** DOCUMENT PASSAGE **
● ● ● ●
“Music for Clarinet and IMW” by Cort Lippe

  • ©, Cort Lippe, Music for Clarinet and IMW
  • Photo of Cord Lippe from cortlippe.com


    Music for Clarinet and IMW

Artist(s) and People Involved:


Artist Statement:

    Music for Clarinet and IMW (IRCAM Musical Workstation) (1993), by Cort Lippe, is a work for clarinet and real-time digital signal processing computer. The computer tracks expressive musical parameters of the clarinet player, including amplitude, pitch, and articulation, and uses this information for continuous control of the digital signal processing. Thus, the performer has an intimate level of musical control over the electronic part. In addition, the musical and sound material for the instrumental and electronic parts are one and the same since all of the electronic sounds originate from the composed clarinet part which is recorded and transformed by the computer in real time during the piece.
● ● ● ●
** DATA UNDER STUDY **
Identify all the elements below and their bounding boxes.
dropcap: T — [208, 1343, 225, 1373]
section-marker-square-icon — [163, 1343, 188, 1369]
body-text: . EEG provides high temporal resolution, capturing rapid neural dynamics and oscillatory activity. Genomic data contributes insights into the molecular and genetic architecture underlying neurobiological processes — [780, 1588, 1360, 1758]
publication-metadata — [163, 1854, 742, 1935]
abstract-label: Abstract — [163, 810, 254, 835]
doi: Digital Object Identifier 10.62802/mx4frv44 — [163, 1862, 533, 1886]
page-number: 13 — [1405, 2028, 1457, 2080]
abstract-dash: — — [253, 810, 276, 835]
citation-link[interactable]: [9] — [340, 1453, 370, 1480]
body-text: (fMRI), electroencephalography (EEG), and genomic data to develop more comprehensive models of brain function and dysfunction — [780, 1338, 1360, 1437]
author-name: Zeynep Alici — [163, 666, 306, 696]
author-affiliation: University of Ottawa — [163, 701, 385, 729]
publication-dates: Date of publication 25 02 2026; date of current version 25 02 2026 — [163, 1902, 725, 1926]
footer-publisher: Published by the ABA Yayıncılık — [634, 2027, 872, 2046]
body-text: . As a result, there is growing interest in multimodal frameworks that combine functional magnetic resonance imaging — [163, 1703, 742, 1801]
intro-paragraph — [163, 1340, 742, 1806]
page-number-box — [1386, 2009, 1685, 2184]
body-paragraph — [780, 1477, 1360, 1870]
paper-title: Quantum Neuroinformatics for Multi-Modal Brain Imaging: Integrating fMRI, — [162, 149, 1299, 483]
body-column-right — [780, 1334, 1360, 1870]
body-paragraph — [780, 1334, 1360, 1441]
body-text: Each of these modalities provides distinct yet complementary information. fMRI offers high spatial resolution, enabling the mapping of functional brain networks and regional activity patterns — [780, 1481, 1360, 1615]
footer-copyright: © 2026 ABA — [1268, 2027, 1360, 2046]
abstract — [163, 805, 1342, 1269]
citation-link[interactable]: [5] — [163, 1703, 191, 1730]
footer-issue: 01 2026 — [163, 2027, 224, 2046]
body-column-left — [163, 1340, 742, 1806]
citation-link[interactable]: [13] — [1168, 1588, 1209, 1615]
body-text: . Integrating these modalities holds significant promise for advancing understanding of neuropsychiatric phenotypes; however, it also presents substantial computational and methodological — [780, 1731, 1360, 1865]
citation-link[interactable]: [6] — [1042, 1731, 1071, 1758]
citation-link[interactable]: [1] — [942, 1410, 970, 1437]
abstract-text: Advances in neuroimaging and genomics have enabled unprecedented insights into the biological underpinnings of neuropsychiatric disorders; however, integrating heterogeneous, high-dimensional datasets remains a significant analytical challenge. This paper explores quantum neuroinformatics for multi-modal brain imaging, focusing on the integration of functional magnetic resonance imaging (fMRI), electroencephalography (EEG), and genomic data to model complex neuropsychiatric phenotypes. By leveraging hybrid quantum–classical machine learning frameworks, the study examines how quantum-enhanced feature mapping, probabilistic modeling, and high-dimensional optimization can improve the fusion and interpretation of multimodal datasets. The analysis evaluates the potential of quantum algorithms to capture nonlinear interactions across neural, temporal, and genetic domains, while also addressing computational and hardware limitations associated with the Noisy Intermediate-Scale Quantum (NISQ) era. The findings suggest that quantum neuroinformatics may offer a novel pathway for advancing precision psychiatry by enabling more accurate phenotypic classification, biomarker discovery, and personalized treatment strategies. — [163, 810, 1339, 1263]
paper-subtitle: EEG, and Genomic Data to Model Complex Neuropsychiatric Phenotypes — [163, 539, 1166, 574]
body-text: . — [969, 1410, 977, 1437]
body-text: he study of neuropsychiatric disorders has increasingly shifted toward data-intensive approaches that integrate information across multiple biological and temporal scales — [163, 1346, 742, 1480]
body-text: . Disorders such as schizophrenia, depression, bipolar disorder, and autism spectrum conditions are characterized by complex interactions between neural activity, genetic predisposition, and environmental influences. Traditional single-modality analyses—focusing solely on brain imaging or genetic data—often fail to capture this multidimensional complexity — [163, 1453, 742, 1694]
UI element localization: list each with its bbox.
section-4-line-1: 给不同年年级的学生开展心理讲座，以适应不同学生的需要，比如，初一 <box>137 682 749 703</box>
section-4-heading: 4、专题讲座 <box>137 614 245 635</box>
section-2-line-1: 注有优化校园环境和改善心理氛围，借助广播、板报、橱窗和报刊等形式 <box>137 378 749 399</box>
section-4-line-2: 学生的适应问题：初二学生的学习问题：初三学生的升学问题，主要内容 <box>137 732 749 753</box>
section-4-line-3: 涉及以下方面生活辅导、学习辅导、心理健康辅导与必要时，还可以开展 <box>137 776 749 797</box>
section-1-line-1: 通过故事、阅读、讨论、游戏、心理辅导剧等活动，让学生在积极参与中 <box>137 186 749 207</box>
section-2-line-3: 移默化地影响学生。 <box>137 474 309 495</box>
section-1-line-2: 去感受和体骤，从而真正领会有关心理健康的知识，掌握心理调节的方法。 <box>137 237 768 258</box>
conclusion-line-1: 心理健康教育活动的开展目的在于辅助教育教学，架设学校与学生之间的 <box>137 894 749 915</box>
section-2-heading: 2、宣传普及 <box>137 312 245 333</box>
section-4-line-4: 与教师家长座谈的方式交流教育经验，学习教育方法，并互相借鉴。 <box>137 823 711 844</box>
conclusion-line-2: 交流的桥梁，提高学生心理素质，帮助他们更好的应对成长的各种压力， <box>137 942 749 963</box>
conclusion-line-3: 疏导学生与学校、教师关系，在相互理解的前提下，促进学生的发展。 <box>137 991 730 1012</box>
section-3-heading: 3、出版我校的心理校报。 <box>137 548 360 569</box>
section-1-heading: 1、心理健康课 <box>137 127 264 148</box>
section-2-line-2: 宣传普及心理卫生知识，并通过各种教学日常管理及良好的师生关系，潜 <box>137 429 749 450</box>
● ● ● ●
** DIRECTIONS **
Can you carry on the artist statement about Cort Lippe's Music for Clarinet and IMW from the end of its last sentence?

** RESPONSE TO THE EXERCISE **
    Real-time signal analysis of instruments for the extraction of musical parameters gives composers useful information about what an instrumentalist is doing. High-level event detection combining the analyses of frequency, amplitude, and spectral domains can provide rich control signals that reflect subtle changes found in the input signal. This real-time audio signal analysis of acoustic instruments, for the extraction of continuous control signals that carry musically expressive information, can be used to drive signal processing and sound generating modules, and can ultimately provide an instrumentalist with a high degree of expressive control over an electronic score. In addition, compositional algorithms, which also control the signal processin, can themselves be controlled by every aspect of performer input.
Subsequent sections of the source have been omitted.